## Directions
Extract the complete data exactly as given.

## Dataset extract
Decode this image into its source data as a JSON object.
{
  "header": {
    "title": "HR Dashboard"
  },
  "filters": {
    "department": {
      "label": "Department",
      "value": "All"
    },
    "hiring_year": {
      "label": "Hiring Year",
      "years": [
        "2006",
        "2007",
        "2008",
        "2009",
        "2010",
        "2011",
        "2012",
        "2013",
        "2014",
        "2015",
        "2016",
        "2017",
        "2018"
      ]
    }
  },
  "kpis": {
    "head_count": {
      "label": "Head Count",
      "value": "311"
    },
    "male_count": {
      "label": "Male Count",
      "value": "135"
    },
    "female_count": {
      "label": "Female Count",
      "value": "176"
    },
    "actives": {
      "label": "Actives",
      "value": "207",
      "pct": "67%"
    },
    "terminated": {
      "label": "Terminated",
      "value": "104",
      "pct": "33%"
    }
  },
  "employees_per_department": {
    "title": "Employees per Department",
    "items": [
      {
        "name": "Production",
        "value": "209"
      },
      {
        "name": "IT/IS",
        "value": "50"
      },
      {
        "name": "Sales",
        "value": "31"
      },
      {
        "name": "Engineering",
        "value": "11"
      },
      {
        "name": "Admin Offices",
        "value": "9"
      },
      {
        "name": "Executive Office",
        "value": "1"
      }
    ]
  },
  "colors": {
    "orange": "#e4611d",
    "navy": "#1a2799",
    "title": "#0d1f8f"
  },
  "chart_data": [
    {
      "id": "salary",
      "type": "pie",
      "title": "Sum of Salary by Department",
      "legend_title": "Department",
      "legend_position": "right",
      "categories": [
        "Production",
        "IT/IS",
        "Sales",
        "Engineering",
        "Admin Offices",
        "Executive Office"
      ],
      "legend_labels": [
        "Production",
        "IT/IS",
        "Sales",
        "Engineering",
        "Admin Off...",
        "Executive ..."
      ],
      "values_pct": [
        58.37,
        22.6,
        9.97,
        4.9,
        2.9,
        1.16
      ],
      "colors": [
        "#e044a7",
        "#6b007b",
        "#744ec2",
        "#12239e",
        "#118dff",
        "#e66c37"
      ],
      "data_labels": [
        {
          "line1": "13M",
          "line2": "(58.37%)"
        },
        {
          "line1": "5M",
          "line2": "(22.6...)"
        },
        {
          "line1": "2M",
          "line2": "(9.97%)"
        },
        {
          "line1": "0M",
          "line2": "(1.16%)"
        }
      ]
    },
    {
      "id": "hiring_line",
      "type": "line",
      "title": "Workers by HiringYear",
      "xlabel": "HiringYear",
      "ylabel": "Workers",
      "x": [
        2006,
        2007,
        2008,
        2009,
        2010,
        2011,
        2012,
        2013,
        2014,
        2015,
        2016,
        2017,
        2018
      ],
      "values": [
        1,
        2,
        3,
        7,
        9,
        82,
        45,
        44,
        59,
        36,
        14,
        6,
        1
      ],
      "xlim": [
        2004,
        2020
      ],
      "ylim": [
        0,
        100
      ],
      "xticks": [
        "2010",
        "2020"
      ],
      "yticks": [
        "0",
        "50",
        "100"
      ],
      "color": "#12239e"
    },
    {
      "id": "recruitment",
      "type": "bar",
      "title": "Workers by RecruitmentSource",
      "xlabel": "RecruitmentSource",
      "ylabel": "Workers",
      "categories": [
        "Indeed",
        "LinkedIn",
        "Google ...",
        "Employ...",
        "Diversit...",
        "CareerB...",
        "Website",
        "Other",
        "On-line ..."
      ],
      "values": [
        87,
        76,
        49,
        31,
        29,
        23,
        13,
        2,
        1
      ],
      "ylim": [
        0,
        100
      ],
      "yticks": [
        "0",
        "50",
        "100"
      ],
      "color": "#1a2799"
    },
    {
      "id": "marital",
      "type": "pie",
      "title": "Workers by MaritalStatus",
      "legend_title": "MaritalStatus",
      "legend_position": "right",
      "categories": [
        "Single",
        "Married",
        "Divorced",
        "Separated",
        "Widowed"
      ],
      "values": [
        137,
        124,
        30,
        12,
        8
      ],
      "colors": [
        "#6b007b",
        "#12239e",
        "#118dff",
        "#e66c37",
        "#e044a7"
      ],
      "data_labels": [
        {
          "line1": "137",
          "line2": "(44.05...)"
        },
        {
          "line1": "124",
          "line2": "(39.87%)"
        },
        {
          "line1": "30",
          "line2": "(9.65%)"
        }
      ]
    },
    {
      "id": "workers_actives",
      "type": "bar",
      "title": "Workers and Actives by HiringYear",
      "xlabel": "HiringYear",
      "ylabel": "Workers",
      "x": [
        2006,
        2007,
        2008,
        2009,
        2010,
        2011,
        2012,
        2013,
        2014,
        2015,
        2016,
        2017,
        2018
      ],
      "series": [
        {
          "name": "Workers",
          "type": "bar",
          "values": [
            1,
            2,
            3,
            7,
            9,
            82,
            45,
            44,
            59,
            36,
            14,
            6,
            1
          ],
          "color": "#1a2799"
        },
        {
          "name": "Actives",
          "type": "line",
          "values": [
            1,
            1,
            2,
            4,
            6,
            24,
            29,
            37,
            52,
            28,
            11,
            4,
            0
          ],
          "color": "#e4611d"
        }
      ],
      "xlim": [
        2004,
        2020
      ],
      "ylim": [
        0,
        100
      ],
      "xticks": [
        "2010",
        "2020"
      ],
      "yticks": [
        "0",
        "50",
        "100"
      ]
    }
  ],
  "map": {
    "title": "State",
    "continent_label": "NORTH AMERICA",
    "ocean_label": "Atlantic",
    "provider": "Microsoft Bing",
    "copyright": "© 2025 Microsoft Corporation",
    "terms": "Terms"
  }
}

## Answer below
Decode this image into its source data as a JSON object.
{
  "header": {
    "title": "HR Dashboard"
  },
  "filters": {
    "department": {
      "label": "Department",
      "value": "All"
    },
    "hiring_year": {
      "label": "Hiring Year",
      "years": [
        "2006",
        "2007",
        "2008",
        "2009",
        "2010",
        "2011",
        "2012",
        "2013",
        "2014",
        "2015",
        "2016",
        "2017",
        "2018"
      ]
    }
  },
  "kpis": {
    "head_count": {
      "label": "Head Count",
      "value": "311"
    },
    "male_count": {
      "label": "Male Count",
      "value": "135"
    },
    "female_count": {
      "label": "Female Count",
      "value": "176"
    },
    "actives": {
      "label": "Actives",
      "value": "207",
      "pct": "67%"
    },
    "terminated": {
      "label": "Terminated",
      "value": "104",
      "pct": "33%"
    }
  },
  "employees_per_department": {
    "title": "Employees per Department",
    "items": [
      {
        "name": "Production",
        "value": "209"
      },
      {
        "name": "IT/IS",
        "value": "50"
      },
      {
        "name": "Sales",
        "value": "31"
      },
      {
        "name": "Engineering",
        "value": "11"
      },
      {
        "name": "Admin Offices",
        "value": "9"
      },
      {
        "name": "Executive Office",
        "value": "1"
      }
    ]
  },
  "colors": {
    "orange": "#e4611d",
    "navy": "#1a2799",
    "title": "#0d1f8f"
  },
  "chart_data": [
    {
      "id": "salary",
      "type": "pie",
      "title": "Sum of Salary by Department",
      "legend_title": "Department",
      "legend_position": "right",
      "categories": [
        "Production",
        "IT/IS",
        "Sales",
        "Engineering",
        "Admin Offices",
        "Executive Office"
      ],
      "legend_labels": [
        "Production",
        "IT/IS",
        "Sales",
        "Engineering",
        "Admin Off...",
        "Executive ..."
      ],
      "values_pct": [
        58.37,
        22.6,
        9.97,
        4.9,
        2.9,
        1.16
      ],
      "colors": [
        "#e044a7",
        "#6b007b",
        "#744ec2",
        "#12239e",
        "#118dff",
        "#e66c37"
      ],
      "data_labels": [
        {
          "line1": "13M",
          "line2": "(58.37%)"
        },
        {
          "line1": "5M",
          "line2": "(22.6...)"
        },
        {
          "line1": "2M",
          "line2": "(9.97%)"
        },
        {
          "line1": "0M",
          "line2": "(1.16%)"
        }
      ]
    },
    {
      "id": "hiring_line",
      "type": "line",
      "title": "Workers by HiringYear",
      "xlabel": "HiringYear",
      "ylabel": "Workers",
      "x": [
        2006,
        2007,
        2008,
        2009,
        2010,
        2011,
        2012,
        2013,
        2014,
        2015,
        2016,
        2017,
        2018
      ],
      "values": [
        1,
        2,
        3,
        7,
        9,
        82,
        45,
        44,
        59,
        36,
        14,
        6,
        1
      ],
      "xlim": [
        2004,
        2020
      ],
      "ylim": [
        0,
        100
      ],
      "xticks": [
        "2010",
        "2020"
      ],
      "yticks": [
        "0",
        "50",
        "100"
      ],
      "color": "#12239e"
    },
    {
      "id": "recruitment",
      "type": "bar",
      "title": "Workers by RecruitmentSource",
      "xlabel": "RecruitmentSource",
      "ylabel": "Workers",
      "categories": [
        "Indeed",
        "LinkedIn",
        "Google ...",
        "Employ...",
        "Diversit...",
        "CareerB...",
        "Website",
        "Other",
        "On-line ..."
      ],
      "values": [
        87,
        76,
        49,
        31,
        29,
        23,
        13,
        2,
        1
      ],
      "ylim": [
        0,
        100
      ],
      "yticks": [
        "0",
        "50",
        "100"
      ],
      "color": "#1a2799"
    },
    {
      "id": "marital",
      "type": "pie",
      "title": "Workers by MaritalStatus",
      "legend_title": "MaritalStatus",
      "legend_position": "right",
      "categories": [
        "Single",
        "Married",
        "Divorced",
        "Separated",
        "Widowed"
      ],
      "values": [
        137,
        124,
        30,
        12,
        8
      ],
      "colors": [
        "#6b007b",
        "#12239e",
        "#118dff",
        "#e66c37",
        "#e044a7"
      ],
      "data_labels": [
        {
          "line1": "137",
          "line2": "(44.05...)"
        },
        {
          "line1": "124",
          "line2": "(39.87%)"
        },
        {
          "line1": "30",
          "line2": "(9.65%)"
        }
      ]
    },
    {
      "id": "workers_actives",
      "type": "bar",
      "title": "Workers and Actives by HiringYear",
      "xlabel": "HiringYear",
      "ylabel": "Workers",
      "x": [
        2006,
        2007,
        2008,
        2009,
        2010,
        2011,
        2012,
        2013,
        2014,
        2015,
        2016,
        2017,
        2018
      ],
      "series": [
        {
          "name": "Workers",
          "type": "bar",
          "values": [
            1,
            2,
            3,
            7,
            9,
            82,
            45,
            44,
            59,
            36,
            14,
            6,
            1
          ],
          "color": "#1a2799"
        },
        {
          "name": "Actives",
          "type": "line",
          "values": [
            1,
            1,
            2,
            4,
            6,
            24,
            29,
            37,
            52,
            28,
            11,
            4,
            0
          ],
          "color": "#e4611d"
        }
      ],
      "xlim": [
        2004,
        2020
      ],
      "ylim": [
        0,
        100
      ],
      "xticks": [
        "2010",
        "2020"
      ],
      "yticks": [
        "0",
        "50",
        "100"
      ]
    }
  ],
  "map": {
    "title": "State",
    "continent_label": "NORTH AMERICA",
    "ocean_label": "Atlantic",
    "provider": "Microsoft Bing",
    "copyright": "© 2025 Microsoft Corporation",
    "terms": "Terms"
  }
}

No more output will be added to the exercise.